**** Provided material ****
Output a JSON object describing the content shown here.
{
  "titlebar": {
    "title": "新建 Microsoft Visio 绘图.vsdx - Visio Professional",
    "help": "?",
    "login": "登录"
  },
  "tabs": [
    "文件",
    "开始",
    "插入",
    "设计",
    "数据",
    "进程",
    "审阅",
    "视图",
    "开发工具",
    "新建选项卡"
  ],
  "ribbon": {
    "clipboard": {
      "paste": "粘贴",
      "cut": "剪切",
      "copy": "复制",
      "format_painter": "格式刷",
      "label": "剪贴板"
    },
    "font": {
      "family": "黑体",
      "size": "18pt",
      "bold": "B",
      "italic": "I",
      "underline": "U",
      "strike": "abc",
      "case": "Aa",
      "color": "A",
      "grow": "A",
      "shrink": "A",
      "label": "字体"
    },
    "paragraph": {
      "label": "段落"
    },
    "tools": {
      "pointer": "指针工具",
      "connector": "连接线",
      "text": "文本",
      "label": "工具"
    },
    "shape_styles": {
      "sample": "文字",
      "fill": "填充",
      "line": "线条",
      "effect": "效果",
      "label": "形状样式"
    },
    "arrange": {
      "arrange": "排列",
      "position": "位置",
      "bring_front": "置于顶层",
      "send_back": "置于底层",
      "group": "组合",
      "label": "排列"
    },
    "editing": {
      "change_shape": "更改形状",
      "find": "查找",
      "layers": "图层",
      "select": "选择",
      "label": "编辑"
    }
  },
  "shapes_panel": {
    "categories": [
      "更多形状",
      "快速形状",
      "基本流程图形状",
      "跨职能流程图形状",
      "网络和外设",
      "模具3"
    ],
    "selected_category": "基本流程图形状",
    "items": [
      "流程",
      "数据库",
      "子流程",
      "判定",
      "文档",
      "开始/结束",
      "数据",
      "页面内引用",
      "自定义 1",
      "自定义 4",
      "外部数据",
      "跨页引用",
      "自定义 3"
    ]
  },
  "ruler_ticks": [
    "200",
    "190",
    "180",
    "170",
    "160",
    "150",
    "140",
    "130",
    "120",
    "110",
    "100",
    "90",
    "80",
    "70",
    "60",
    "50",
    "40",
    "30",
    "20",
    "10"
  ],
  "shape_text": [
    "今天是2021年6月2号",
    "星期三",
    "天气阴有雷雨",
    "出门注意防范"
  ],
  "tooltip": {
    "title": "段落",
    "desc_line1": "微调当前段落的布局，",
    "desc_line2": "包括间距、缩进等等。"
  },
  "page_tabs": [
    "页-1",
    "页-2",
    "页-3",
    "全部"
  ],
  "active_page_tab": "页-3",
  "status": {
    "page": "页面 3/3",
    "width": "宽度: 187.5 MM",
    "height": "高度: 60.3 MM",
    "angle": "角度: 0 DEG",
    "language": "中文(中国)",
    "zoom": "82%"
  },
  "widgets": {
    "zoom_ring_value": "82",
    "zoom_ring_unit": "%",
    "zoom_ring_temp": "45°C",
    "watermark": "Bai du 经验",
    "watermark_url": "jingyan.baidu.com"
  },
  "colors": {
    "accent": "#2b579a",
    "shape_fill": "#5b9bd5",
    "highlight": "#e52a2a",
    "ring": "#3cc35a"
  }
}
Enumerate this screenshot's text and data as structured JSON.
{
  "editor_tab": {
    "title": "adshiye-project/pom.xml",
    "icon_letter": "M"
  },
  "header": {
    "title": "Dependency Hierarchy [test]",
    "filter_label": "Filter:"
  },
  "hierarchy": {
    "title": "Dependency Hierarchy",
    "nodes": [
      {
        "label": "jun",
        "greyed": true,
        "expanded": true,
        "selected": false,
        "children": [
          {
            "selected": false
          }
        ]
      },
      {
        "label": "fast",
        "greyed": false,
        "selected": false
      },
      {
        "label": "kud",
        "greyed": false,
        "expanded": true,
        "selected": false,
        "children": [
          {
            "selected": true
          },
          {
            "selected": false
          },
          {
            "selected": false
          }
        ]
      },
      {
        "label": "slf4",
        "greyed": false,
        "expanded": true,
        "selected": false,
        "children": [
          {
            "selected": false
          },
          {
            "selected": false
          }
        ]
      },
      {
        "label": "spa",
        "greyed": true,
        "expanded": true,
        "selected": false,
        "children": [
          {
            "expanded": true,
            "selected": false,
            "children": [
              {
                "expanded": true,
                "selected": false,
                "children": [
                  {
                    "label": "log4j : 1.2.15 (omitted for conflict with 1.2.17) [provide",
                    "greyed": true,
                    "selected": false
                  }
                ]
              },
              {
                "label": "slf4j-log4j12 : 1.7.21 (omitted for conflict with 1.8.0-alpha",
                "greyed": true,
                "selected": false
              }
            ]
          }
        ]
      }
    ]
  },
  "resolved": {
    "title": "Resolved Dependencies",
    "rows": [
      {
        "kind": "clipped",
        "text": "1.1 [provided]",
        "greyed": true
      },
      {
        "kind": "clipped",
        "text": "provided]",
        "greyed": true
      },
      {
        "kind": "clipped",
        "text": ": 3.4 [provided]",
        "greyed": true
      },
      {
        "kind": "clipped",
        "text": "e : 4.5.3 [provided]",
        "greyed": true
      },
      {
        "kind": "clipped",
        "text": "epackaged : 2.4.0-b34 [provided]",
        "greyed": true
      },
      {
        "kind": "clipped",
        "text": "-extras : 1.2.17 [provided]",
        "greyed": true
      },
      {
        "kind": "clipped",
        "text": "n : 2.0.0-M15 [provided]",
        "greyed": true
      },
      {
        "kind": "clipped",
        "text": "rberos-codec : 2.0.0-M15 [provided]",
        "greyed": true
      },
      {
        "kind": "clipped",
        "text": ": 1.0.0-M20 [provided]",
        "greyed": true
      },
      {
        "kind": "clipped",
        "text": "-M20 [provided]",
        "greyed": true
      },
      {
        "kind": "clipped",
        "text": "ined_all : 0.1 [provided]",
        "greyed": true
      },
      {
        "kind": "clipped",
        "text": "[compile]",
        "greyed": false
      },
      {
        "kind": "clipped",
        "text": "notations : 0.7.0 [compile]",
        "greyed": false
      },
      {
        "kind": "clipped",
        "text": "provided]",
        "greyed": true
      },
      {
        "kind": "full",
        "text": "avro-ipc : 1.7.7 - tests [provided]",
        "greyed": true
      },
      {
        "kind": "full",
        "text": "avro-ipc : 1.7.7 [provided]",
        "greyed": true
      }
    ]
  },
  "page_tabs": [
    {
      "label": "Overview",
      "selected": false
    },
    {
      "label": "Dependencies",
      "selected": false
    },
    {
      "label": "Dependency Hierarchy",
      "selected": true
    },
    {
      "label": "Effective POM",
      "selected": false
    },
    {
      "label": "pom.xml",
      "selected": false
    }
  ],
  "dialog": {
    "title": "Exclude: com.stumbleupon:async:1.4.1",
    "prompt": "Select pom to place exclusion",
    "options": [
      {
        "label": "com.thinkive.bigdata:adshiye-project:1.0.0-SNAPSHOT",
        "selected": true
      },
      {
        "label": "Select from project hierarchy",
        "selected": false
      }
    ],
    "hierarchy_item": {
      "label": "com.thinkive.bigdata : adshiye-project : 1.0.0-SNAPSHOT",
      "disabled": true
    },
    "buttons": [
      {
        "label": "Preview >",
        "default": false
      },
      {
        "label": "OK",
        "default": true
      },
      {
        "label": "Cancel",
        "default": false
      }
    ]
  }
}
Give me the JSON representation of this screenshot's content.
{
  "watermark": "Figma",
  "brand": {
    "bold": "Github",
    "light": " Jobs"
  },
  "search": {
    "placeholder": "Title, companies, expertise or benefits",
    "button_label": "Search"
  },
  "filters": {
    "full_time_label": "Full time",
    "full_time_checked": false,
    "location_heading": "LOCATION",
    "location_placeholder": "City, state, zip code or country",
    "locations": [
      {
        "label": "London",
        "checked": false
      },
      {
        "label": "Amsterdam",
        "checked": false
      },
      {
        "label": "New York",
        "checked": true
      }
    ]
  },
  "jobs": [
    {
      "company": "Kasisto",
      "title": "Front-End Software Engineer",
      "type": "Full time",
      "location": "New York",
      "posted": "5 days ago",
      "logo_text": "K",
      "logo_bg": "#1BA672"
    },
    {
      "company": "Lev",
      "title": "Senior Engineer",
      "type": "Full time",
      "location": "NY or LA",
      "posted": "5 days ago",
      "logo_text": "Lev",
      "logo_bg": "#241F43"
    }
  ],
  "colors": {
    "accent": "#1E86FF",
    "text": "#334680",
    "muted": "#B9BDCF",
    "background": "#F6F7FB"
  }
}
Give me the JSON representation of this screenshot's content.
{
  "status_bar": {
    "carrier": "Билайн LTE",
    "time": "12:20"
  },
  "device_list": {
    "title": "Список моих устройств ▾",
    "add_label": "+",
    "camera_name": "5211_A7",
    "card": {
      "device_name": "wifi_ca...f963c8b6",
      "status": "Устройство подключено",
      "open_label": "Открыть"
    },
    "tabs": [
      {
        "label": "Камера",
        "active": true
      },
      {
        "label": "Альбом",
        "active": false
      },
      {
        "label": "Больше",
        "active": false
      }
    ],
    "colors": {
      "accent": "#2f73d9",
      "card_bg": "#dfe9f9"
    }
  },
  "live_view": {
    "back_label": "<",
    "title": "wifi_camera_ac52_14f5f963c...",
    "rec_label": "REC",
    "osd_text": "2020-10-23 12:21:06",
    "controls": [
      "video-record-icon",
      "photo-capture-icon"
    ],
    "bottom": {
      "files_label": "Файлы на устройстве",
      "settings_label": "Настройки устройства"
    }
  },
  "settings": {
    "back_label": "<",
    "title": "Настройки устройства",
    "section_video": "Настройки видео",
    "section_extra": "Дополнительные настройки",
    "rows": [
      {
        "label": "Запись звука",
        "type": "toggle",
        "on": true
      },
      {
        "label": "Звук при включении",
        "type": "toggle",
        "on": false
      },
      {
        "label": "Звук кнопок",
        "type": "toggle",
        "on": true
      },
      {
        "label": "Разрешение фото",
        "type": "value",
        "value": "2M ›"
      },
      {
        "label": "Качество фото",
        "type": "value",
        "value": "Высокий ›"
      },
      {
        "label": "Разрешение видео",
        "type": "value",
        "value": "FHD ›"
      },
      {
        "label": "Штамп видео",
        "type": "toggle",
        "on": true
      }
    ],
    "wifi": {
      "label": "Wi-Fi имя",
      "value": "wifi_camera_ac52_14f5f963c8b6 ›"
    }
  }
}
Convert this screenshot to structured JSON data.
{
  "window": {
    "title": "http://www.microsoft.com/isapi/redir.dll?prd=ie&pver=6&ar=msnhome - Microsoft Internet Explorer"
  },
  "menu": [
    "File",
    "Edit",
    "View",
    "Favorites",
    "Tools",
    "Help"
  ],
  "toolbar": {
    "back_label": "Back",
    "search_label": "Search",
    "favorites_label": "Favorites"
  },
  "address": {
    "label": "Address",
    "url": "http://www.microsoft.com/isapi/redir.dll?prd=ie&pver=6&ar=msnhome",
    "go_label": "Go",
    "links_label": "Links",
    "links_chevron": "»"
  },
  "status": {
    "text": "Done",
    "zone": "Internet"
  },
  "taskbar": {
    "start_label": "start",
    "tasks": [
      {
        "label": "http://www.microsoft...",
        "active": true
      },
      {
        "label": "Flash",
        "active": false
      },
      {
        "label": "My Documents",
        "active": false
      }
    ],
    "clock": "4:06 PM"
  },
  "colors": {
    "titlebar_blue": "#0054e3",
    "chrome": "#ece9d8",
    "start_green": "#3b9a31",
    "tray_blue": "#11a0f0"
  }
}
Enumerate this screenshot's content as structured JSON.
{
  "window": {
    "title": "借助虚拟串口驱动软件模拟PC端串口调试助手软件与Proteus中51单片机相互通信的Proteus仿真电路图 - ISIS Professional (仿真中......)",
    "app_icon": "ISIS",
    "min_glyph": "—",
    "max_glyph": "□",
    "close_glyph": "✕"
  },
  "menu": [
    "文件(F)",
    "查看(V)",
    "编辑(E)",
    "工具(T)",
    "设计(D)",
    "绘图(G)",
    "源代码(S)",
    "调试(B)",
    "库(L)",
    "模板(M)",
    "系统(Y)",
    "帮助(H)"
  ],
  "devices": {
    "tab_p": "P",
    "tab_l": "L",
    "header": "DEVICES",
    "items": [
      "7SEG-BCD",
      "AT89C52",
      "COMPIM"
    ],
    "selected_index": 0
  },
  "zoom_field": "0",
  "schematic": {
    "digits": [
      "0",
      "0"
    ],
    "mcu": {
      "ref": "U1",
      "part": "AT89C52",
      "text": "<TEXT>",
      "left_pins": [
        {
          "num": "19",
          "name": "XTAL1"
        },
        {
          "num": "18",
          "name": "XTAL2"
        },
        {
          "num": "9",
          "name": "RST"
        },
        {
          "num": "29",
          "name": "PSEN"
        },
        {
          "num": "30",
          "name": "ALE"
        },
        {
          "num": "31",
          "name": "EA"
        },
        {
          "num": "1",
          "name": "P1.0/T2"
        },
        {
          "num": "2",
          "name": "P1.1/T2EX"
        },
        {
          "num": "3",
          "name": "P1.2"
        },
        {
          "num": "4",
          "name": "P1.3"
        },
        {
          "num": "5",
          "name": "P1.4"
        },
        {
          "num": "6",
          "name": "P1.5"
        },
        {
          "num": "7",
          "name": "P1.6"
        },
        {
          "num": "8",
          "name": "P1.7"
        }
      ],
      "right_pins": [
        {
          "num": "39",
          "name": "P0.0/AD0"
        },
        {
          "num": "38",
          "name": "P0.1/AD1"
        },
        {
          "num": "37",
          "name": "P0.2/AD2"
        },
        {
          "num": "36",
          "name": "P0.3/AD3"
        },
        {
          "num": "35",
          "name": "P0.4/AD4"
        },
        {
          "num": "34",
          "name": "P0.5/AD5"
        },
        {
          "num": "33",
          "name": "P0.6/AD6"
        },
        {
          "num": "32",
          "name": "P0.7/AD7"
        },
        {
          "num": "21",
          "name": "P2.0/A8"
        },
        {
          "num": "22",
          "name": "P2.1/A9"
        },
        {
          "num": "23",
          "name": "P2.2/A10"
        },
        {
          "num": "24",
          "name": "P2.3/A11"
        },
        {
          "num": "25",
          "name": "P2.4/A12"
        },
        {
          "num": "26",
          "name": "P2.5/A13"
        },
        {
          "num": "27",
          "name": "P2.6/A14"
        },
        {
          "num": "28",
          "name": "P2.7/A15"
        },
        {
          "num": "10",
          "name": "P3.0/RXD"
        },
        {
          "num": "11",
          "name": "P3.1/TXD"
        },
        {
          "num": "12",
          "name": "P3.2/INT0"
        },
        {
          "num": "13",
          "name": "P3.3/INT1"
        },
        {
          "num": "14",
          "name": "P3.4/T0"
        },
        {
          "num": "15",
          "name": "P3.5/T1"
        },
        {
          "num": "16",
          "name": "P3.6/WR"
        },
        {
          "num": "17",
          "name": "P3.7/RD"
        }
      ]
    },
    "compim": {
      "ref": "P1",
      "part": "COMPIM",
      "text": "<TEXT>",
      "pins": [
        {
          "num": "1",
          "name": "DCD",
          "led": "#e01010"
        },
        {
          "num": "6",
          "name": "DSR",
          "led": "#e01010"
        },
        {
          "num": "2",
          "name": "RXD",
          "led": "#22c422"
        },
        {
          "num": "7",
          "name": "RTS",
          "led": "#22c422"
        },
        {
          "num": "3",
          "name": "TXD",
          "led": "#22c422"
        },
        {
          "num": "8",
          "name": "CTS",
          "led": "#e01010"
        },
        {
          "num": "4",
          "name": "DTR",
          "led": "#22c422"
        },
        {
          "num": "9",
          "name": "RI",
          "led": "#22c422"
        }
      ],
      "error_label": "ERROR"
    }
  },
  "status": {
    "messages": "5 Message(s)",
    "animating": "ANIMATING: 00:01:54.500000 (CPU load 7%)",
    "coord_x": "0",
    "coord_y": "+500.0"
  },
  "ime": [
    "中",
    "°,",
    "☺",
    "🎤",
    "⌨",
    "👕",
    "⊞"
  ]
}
****
_Aim_: Choose all lines containing the string "adshiye" and copy them out.

_Final result_:
    "title": "adshiye-project/pom.xml",
        "label": "com.thinkive.bigdata:adshiye-project:1.0.0-SNAPSHOT",
      "label": "com.thinkive.bigdata : adshiye-project : 1.0.0-SNAPSHOT",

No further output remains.